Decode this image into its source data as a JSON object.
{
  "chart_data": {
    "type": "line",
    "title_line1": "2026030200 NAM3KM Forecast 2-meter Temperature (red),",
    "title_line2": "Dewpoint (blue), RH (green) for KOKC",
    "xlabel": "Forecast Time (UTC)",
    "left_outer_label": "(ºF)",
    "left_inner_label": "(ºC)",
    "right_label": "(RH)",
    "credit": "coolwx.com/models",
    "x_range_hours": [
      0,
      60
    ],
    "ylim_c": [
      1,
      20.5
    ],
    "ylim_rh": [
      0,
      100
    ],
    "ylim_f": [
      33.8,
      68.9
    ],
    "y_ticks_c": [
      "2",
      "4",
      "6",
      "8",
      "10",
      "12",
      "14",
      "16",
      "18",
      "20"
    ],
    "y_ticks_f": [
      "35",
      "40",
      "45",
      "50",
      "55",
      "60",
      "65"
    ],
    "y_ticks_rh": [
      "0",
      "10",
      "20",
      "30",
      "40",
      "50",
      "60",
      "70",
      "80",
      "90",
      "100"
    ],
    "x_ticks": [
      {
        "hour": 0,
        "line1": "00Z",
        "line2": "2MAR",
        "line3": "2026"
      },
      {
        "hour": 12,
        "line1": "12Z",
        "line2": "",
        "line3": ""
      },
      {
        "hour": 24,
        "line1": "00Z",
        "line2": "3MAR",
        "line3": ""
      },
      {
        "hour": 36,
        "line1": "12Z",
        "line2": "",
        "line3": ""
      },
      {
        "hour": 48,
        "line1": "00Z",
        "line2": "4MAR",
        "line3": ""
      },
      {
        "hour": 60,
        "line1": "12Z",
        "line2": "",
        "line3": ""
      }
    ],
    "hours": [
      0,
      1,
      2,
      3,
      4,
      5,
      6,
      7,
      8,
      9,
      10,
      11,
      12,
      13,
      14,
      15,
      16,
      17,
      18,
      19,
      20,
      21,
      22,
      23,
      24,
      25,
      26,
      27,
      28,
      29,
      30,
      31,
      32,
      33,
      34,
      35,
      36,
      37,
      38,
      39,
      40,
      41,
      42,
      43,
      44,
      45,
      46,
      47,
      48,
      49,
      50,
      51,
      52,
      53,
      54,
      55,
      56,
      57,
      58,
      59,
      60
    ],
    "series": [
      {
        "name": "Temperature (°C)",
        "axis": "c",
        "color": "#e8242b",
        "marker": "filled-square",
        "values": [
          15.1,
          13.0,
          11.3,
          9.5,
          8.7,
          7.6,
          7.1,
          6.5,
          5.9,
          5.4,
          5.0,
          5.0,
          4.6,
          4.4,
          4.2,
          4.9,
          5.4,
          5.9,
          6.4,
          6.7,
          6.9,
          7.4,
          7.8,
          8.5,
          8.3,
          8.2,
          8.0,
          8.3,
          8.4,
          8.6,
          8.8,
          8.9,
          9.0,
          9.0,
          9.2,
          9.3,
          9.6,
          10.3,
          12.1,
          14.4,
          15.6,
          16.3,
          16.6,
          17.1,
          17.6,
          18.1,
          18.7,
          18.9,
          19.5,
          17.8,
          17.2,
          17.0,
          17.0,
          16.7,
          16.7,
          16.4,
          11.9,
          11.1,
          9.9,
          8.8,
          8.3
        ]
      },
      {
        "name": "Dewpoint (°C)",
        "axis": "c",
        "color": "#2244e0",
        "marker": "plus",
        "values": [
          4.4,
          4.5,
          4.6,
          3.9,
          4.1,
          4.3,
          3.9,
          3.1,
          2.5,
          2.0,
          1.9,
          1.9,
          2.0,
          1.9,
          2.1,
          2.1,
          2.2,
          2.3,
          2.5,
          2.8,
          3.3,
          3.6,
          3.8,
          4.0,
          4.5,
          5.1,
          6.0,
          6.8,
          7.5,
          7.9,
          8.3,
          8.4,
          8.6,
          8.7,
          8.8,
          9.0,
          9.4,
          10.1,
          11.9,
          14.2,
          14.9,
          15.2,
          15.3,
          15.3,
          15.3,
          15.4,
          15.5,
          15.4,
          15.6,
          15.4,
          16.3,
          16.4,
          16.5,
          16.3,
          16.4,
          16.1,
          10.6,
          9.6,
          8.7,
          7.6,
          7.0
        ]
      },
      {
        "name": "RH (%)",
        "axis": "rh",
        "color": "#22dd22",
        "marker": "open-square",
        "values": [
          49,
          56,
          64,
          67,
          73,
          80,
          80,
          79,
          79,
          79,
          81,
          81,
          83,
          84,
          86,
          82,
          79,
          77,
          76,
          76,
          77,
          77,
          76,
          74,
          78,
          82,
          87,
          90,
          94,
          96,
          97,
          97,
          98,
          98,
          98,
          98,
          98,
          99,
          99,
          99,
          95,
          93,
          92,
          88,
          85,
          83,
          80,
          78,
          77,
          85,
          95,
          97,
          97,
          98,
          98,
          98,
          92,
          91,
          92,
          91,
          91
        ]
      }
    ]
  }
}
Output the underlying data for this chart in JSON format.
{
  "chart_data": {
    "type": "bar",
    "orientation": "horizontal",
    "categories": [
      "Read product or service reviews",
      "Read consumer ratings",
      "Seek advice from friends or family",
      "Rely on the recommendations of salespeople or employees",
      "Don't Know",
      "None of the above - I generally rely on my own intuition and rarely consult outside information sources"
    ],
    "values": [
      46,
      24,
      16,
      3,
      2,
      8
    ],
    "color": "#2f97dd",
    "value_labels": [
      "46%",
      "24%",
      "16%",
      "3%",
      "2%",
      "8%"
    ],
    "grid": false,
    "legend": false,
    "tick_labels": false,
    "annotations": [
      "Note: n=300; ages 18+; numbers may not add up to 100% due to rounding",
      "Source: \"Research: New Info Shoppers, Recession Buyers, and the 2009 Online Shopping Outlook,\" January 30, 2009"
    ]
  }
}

....................

**Instruction**
Everything in the listing above should be restated exactly.

**Result**
Decode this image into its source data as a JSON object.
{
  "chart_data": {
    "type": "line",
    "title_line1": "2026030200 NAM3KM Forecast 2-meter Temperature (red),",
    "title_line2": "Dewpoint (blue), RH (green) for KOKC",
    "xlabel": "Forecast Time (UTC)",
    "left_outer_label": "(ºF)",
    "left_inner_label": "(ºC)",
    "right_label": "(RH)",
    "credit": "coolwx.com/models",
    "x_range_hours": [
      0,
      60
    ],
    "ylim_c": [
      1,
      20.5
    ],
    "ylim_rh": [
      0,
      100
    ],
    "ylim_f": [
      33.8,
      68.9
    ],
    "y_ticks_c": [
      "2",
      "4",
      "6",
      "8",
      "10",
      "12",
      "14",
      "16",
      "18",
      "20"
    ],
    "y_ticks_f": [
      "35",
      "40",
      "45",
      "50",
      "55",
      "60",
      "65"
    ],
    "y_ticks_rh": [
      "0",
      "10",
      "20",
      "30",
      "40",
      "50",
      "60",
      "70",
      "80",
      "90",
      "100"
    ],
    "x_ticks": [
      {
        "hour": 0,
        "line1": "00Z",
        "line2": "2MAR",
        "line3": "2026"
      },
      {
        "hour": 12,
        "line1": "12Z",
        "line2": "",
        "line3": ""
      },
      {
        "hour": 24,
        "line1": "00Z",
        "line2": "3MAR",
        "line3": ""
      },
      {
        "hour": 36,
        "line1": "12Z",
        "line2": "",
        "line3": ""
      },
      {
        "hour": 48,
        "line1": "00Z",
        "line2": "4MAR",
        "line3": ""
      },
      {
        "hour": 60,
        "line1": "12Z",
        "line2": "",
        "line3": ""
      }
    ],
    "hours": [
      0,
      1,
      2,
      3,
      4,
      5,
      6,
      7,
      8,
      9,
      10,
      11,
      12,
      13,
      14,
      15,
      16,
      17,
      18,
      19,
      20,
      21,
      22,
      23,
      24,
      25,
      26,
      27,
      28,
      29,
      30,
      31,
      32,
      33,
      34,
      35,
      36,
      37,
      38,
      39,
      40,
      41,
      42,
      43,
      44,
      45,
      46,
      47,
      48,
      49,
      50,
      51,
      52,
      53,
      54,
      55,
      56,
      57,
      58,
      59,
      60
    ],
    "series": [
      {
        "name": "Temperature (°C)",
        "axis": "c",
        "color": "#e8242b",
        "marker": "filled-square",
        "values": [
          15.1,
          13.0,
          11.3,
          9.5,
          8.7,
          7.6,
          7.1,
          6.5,
          5.9,
          5.4,
          5.0,
          5.0,
          4.6,
          4.4,
          4.2,
          4.9,
          5.4,
          5.9,
          6.4,
          6.7,
          6.9,
          7.4,
          7.8,
          8.5,
          8.3,
          8.2,
          8.0,
          8.3,
          8.4,
          8.6,
          8.8,
          8.9,
          9.0,
          9.0,
          9.2,
          9.3,
          9.6,
          10.3,
          12.1,
          14.4,
          15.6,
          16.3,
          16.6,
          17.1,
          17.6,
          18.1,
          18.7,
          18.9,
          19.5,
          17.8,
          17.2,
          17.0,
          17.0,
          16.7,
          16.7,
          16.4,
          11.9,
          11.1,
          9.9,
          8.8,
          8.3
        ]
      },
      {
        "name": "Dewpoint (°C)",
        "axis": "c",
        "color": "#2244e0",
        "marker": "plus",
        "values": [
          4.4,
          4.5,
          4.6,
          3.9,
          4.1,
          4.3,
          3.9,
          3.1,
          2.5,
          2.0,
          1.9,
          1.9,
          2.0,
          1.9,
          2.1,
          2.1,
          2.2,
          2.3,
          2.5,
          2.8,
          3.3,
          3.6,
          3.8,
          4.0,
          4.5,
          5.1,
          6.0,
          6.8,
          7.5,
          7.9,
          8.3,
          8.4,
          8.6,
          8.7,
          8.8,
          9.0,
          9.4,
          10.1,
          11.9,
          14.2,
          14.9,
          15.2,
          15.3,
          15.3,
          15.3,
          15.4,
          15.5,
          15.4,
          15.6,
          15.4,
          16.3,
          16.4,
          16.5,
          16.3,
          16.4,
          16.1,
          10.6,
          9.6,
          8.7,
          7.6,
          7.0
        ]
      },
      {
        "name": "RH (%)",
        "axis": "rh",
        "color": "#22dd22",
        "marker": "open-square",
        "values": [
          49,
          56,
          64,
          67,
          73,
          80,
          80,
          79,
          79,
          79,
          81,
          81,
          83,
          84,
          86,
          82,
          79,
          77,
          76,
          76,
          77,
          77,
          76,
          74,
          78,
          82,
          87,
          90,
          94,
          96,
          97,
          97,
          98,
          98,
          98,
          98,
          98,
          99,
          99,
          99,
          95,
          93,
          92,
          88,
          85,
          83,
          80,
          78,
          77,
          85,
          95,
          97,
          97,
          98,
          98,
          98,
          92,
          91,
          92,
          91,
          91
        ]
      }
    ]
  }
}
Output the underlying data for this chart in JSON format.
{
  "chart_data": {
    "type": "bar",
    "orientation": "horizontal",
    "categories": [
      "Read product or service reviews",
      "Read consumer ratings",
      "Seek advice from friends or family",
      "Rely on the recommendations of salespeople or employees",
      "Don't Know",
      "None of the above - I generally rely on my own intuition and rarely consult outside information sources"
    ],
    "values": [
      46,
      24,
      16,
      3,
      2,
      8
    ],
    "color": "#2f97dd",
    "value_labels": [
      "46%",
      "24%",
      "16%",
      "3%",
      "2%",
      "8%"
    ],
    "grid": false,
    "legend": false,
    "tick_labels": false,
    "annotations": [
      "Note: n=300; ages 18+; numbers may not add up to 100% due to rounding",
      "Source: \"Research: New Info Shoppers, Recession Buyers, and the 2009 Online Shopping Outlook,\" January 30, 2009"
    ]
  }
}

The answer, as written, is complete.